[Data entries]
------------------------------------------------------------------------

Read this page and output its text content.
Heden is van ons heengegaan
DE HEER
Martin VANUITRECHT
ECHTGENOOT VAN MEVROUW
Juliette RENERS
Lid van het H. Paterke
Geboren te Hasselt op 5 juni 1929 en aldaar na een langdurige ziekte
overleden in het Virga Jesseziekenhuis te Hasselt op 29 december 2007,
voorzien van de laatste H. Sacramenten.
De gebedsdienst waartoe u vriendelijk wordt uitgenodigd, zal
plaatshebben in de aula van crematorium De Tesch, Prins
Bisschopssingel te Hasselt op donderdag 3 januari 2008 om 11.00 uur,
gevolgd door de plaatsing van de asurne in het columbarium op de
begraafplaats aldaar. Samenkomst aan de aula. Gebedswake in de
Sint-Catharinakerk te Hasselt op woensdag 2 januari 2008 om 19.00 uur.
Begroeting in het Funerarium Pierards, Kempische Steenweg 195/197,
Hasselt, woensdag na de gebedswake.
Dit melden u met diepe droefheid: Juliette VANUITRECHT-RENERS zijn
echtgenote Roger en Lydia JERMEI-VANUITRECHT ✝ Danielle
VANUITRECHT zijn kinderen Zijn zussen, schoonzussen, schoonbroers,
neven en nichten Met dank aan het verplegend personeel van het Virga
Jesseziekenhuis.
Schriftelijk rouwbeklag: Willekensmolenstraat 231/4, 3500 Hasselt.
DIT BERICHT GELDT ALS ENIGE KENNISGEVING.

------------------------------------------------------------------------

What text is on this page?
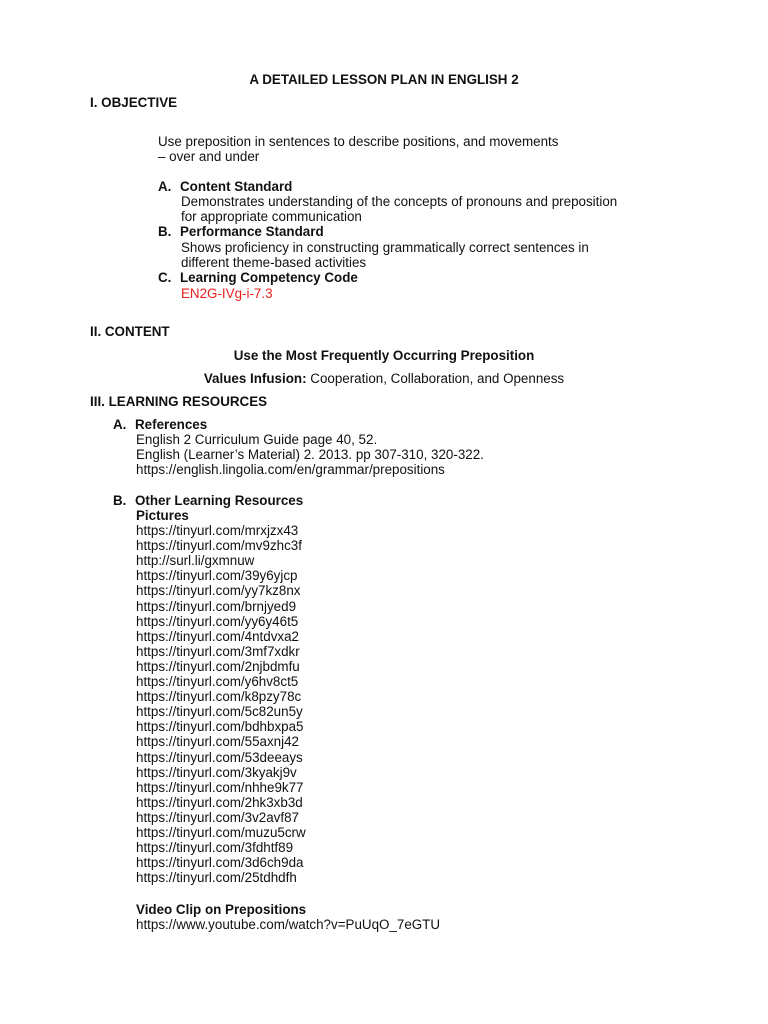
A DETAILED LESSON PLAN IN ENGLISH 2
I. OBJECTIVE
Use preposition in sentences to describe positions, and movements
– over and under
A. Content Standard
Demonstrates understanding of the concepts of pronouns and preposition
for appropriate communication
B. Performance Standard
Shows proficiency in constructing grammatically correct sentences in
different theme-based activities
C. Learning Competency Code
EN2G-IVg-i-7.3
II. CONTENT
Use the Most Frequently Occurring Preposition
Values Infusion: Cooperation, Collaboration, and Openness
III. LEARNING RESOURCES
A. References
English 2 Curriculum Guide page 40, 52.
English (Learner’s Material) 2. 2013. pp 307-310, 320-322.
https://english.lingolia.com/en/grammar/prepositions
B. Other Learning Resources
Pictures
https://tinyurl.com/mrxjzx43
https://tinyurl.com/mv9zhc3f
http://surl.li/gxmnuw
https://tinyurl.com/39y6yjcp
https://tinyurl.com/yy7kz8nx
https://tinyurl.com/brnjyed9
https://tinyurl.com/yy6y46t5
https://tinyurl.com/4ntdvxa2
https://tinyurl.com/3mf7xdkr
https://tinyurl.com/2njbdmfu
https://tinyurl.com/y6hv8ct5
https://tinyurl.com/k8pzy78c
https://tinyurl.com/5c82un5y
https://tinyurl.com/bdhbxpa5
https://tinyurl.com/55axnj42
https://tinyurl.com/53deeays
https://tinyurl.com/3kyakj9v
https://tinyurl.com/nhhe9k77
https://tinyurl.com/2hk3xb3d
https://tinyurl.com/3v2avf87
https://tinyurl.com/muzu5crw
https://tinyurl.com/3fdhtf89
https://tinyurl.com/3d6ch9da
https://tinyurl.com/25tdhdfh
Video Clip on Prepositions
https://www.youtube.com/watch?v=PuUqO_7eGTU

------------------------------------------------------------------------

- EXERCISE DESCRIPTION: Read through the data and copy every line where "woensdag" shows up.

- FULL RESPONSE:
Sint-Catharinakerk te Hasselt op woensdag 2 januari 2008 om 19.00 uur.
Hasselt, woensdag na de gebedswake.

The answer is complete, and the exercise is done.